The problem: Could you copy every line from the material below in which "Suba" appears?

Figure data in JSON

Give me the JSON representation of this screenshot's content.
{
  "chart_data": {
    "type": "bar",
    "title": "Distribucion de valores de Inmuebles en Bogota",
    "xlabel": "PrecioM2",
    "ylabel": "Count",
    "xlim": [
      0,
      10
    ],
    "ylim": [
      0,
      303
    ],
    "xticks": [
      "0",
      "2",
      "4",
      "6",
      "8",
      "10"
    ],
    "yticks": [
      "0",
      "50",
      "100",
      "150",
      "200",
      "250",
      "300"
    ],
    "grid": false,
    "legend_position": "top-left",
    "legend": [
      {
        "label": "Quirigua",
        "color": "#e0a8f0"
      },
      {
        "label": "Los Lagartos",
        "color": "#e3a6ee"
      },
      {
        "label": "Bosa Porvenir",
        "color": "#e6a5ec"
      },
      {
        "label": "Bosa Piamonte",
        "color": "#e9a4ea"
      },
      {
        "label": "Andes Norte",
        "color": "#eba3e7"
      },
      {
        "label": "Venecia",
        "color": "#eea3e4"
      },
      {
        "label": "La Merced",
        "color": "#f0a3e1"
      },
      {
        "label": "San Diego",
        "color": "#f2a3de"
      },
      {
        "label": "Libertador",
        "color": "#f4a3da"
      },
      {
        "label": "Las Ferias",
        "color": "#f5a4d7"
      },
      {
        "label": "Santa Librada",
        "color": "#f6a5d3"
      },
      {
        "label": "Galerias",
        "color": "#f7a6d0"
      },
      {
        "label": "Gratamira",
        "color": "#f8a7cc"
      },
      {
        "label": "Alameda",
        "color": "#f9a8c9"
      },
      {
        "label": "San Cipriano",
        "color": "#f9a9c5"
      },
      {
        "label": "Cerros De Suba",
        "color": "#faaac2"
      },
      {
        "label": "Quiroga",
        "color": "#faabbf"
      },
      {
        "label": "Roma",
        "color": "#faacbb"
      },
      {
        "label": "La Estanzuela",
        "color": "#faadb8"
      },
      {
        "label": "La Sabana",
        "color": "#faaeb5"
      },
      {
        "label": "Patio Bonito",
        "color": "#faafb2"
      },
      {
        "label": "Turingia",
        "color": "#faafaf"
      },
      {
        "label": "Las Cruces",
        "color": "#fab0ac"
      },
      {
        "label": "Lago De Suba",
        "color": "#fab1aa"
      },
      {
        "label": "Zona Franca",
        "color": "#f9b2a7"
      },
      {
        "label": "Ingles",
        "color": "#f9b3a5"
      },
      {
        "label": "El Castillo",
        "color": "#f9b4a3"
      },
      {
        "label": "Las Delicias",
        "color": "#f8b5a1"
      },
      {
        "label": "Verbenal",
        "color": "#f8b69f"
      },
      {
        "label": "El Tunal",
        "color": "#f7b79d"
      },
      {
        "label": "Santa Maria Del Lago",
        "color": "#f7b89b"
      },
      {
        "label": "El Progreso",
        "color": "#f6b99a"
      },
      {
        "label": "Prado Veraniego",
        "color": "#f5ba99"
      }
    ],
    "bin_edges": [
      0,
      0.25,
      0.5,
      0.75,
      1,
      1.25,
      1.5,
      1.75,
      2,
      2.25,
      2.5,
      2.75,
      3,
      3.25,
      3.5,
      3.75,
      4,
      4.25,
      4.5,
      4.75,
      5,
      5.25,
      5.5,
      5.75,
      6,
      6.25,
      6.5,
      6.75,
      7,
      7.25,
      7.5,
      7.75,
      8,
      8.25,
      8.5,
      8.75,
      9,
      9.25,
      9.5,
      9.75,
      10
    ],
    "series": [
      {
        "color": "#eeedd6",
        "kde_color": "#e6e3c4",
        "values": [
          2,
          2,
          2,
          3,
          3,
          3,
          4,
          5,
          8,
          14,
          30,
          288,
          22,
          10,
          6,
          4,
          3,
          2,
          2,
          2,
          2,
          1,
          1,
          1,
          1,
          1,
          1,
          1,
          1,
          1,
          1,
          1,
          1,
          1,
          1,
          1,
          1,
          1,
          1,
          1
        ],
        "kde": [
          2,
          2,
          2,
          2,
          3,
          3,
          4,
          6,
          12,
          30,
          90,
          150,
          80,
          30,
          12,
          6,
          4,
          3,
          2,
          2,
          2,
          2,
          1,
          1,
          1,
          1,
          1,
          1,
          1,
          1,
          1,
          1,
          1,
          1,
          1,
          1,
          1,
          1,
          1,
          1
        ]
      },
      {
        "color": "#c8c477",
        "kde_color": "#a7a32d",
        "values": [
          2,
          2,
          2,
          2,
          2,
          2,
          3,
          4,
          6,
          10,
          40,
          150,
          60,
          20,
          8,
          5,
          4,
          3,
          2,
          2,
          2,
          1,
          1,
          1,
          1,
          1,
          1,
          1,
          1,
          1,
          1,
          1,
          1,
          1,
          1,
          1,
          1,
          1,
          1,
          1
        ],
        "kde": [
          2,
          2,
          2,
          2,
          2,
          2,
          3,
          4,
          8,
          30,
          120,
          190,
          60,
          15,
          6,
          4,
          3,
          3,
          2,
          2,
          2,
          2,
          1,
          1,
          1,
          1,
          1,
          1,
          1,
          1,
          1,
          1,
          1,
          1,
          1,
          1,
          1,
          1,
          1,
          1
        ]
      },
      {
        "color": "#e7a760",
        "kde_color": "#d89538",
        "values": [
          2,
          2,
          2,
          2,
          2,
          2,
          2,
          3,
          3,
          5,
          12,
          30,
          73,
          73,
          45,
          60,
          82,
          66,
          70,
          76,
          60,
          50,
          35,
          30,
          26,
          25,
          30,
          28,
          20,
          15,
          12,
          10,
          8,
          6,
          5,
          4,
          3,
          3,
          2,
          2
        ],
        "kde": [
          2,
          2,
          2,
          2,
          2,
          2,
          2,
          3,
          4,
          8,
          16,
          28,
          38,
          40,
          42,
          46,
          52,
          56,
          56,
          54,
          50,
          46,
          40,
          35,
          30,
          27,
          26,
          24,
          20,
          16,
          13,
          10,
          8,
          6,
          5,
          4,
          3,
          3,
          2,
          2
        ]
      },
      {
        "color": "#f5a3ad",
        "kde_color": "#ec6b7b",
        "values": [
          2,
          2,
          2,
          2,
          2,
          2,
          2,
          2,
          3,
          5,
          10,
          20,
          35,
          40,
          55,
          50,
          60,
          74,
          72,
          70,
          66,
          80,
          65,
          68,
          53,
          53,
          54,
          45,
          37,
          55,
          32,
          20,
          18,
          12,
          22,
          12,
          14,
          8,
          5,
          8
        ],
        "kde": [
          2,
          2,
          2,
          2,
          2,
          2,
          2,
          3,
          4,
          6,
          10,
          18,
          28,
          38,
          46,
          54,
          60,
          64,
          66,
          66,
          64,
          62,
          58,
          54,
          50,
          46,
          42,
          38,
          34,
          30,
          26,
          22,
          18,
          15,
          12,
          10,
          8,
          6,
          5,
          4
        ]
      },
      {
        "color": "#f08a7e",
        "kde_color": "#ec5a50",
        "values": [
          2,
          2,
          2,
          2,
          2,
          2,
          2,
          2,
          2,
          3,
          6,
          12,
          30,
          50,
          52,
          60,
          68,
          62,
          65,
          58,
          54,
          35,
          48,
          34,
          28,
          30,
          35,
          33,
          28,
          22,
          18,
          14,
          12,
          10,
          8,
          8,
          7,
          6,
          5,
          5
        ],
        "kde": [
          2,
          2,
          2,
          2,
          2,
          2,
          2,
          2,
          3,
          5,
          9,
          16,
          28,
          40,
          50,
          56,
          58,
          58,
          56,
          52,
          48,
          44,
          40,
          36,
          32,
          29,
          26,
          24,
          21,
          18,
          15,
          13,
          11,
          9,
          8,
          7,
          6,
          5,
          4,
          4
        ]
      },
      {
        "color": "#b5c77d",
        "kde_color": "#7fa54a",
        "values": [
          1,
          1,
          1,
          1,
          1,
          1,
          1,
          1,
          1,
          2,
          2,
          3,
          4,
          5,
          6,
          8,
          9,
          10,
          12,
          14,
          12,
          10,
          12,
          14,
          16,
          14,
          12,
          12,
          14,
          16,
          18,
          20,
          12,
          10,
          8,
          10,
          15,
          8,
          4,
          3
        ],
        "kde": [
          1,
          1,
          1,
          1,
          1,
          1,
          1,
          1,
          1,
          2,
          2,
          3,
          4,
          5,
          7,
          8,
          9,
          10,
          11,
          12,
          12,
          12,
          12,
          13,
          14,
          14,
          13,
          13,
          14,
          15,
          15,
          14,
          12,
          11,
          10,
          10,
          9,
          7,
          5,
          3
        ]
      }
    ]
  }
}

Output for this task:
        "label": "Cerros De Suba",
        "label": "Lago De Suba",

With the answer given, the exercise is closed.